*EXCERPTED RECORDS*.
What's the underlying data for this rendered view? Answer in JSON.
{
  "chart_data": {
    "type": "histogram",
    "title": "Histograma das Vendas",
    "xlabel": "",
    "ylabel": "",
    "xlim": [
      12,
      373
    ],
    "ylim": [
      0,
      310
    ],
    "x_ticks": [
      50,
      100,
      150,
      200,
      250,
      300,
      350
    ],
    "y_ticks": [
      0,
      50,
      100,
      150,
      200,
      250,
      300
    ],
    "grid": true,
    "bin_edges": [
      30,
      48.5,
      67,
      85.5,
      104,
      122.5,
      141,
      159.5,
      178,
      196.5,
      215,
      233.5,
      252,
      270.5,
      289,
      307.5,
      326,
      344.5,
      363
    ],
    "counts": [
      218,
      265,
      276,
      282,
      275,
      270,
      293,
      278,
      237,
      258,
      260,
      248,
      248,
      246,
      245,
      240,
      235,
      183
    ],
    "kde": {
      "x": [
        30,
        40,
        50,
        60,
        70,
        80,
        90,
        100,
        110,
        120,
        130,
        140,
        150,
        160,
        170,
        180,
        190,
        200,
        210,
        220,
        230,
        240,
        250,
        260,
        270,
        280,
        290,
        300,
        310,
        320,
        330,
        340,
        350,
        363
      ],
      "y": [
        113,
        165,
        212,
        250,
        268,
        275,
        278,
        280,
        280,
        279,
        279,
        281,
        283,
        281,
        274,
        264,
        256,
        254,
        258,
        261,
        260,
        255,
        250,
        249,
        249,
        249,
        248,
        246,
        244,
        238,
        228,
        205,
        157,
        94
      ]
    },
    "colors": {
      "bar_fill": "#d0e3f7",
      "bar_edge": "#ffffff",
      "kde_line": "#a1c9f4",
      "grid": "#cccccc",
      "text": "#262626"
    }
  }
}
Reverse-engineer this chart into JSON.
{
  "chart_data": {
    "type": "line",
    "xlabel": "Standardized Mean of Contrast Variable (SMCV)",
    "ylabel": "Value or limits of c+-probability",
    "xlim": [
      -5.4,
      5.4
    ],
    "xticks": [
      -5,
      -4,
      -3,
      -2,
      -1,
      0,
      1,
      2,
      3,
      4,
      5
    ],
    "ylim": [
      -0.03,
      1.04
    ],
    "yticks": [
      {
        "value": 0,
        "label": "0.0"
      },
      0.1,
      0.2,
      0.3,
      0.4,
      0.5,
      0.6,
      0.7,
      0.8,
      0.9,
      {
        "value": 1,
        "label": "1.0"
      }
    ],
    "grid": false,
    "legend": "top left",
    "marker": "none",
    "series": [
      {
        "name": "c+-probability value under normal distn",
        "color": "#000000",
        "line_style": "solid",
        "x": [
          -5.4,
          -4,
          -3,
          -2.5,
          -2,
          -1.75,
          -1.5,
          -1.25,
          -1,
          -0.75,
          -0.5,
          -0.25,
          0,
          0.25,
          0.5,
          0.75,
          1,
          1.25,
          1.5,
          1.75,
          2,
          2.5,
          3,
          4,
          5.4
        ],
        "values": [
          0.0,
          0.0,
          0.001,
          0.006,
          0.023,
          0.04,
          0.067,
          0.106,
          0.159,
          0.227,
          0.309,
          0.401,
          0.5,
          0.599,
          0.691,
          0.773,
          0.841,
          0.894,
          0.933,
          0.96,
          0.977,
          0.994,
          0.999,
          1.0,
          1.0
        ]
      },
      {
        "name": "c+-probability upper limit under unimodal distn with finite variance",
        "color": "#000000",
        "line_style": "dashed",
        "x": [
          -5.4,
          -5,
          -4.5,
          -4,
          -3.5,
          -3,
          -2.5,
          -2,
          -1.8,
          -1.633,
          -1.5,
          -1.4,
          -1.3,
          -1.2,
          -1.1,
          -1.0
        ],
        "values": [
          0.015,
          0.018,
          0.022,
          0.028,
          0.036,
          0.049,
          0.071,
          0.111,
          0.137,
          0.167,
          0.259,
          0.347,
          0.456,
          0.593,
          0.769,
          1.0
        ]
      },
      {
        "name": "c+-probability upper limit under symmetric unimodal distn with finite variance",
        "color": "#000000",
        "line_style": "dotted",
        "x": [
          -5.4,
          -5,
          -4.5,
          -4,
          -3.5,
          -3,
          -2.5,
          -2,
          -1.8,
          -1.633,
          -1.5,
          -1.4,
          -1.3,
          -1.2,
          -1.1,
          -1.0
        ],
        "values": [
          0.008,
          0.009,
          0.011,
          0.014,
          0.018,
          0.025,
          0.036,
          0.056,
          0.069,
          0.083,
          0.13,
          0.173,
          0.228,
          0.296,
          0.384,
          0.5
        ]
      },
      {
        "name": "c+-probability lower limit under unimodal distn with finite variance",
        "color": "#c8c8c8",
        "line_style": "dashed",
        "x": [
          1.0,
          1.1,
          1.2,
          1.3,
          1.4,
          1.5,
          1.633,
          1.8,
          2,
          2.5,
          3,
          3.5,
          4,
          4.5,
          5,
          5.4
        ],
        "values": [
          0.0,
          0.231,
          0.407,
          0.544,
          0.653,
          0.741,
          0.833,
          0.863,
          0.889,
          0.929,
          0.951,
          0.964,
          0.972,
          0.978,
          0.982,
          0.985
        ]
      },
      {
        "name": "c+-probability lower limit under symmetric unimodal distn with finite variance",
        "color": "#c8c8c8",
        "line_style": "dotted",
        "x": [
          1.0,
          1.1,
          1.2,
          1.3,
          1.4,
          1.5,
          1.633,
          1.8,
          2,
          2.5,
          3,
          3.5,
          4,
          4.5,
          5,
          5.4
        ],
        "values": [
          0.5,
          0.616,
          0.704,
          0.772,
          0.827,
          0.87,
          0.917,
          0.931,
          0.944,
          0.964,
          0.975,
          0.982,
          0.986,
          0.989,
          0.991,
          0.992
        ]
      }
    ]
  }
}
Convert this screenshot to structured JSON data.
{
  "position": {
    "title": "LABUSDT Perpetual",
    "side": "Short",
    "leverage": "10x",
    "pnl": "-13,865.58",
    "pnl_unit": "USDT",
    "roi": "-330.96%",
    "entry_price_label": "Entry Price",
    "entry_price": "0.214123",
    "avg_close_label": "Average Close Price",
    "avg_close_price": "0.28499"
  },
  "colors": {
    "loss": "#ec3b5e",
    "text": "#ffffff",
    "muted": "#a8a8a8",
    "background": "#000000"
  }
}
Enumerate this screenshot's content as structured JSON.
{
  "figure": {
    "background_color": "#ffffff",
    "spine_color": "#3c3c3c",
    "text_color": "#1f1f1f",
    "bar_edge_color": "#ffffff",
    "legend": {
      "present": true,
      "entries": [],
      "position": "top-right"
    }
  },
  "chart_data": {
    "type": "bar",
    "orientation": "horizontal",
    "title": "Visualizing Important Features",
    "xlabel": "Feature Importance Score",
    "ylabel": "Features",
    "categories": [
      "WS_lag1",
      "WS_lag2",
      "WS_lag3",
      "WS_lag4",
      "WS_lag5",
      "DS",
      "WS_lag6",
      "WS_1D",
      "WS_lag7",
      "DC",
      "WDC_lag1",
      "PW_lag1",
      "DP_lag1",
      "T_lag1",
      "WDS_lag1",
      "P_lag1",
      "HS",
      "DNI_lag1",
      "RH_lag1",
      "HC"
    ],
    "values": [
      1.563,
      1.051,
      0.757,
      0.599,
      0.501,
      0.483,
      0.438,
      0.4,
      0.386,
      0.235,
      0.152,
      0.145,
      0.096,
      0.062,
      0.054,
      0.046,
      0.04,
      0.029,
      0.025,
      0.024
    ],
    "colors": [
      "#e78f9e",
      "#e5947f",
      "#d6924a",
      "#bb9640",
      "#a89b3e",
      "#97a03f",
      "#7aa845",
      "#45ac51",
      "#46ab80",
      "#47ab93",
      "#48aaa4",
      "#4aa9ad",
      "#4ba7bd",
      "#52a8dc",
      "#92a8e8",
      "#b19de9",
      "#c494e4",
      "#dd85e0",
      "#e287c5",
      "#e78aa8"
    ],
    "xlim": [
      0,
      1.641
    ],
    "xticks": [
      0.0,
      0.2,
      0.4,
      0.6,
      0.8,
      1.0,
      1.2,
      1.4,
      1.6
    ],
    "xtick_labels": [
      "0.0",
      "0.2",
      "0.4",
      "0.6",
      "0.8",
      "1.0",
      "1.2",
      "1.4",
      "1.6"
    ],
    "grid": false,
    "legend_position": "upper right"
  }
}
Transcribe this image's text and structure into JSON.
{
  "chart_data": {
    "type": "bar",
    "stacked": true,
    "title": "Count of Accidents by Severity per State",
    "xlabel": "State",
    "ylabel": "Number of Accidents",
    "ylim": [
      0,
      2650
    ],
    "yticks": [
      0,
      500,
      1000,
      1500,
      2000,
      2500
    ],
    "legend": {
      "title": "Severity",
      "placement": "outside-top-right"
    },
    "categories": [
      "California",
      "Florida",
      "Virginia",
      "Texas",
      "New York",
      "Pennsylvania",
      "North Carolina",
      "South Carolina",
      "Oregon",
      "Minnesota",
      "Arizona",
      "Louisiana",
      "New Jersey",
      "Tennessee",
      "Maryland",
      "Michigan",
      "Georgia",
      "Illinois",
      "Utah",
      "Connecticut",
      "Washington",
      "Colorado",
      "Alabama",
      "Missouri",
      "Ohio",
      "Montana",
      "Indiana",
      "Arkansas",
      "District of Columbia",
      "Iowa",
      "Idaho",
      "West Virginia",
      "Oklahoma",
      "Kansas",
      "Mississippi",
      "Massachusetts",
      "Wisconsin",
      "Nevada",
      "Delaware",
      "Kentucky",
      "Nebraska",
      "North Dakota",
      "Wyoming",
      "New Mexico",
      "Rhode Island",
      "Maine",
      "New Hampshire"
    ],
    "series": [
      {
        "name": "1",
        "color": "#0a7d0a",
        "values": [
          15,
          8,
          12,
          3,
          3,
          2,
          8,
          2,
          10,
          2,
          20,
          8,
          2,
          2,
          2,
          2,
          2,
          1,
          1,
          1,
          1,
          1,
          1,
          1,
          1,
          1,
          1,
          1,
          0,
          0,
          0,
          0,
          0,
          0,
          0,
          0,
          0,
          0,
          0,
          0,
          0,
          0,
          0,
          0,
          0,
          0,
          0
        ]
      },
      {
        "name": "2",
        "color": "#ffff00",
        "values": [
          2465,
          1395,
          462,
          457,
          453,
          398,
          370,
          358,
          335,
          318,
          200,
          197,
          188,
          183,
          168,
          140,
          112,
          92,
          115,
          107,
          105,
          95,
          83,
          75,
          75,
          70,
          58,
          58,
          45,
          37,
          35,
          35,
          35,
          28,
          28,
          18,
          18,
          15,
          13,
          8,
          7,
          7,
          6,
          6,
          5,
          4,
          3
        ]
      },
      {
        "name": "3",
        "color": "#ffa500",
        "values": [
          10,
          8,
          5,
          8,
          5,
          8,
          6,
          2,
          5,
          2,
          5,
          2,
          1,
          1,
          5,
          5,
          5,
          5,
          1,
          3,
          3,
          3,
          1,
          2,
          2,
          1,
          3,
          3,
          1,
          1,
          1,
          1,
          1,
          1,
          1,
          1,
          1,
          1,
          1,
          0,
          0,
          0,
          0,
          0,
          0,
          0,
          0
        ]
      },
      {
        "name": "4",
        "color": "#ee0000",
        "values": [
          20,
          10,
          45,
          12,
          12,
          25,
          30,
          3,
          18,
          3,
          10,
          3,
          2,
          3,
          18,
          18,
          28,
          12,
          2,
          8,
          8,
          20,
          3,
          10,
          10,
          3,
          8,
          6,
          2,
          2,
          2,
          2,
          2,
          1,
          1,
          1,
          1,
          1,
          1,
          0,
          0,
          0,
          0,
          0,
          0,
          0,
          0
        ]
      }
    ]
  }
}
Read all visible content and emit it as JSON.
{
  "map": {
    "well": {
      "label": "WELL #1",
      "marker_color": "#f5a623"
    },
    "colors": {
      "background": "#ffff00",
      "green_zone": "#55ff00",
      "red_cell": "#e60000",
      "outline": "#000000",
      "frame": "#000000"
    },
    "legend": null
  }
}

*EXERCISE DIRECTIONS*. Pick out each line containing "Accidents" and report it.

*RESPONSE TO THE EXERCISE*.
    "title": "Count of Accidents by Severity per State",
    "ylabel": "Number of Accidents",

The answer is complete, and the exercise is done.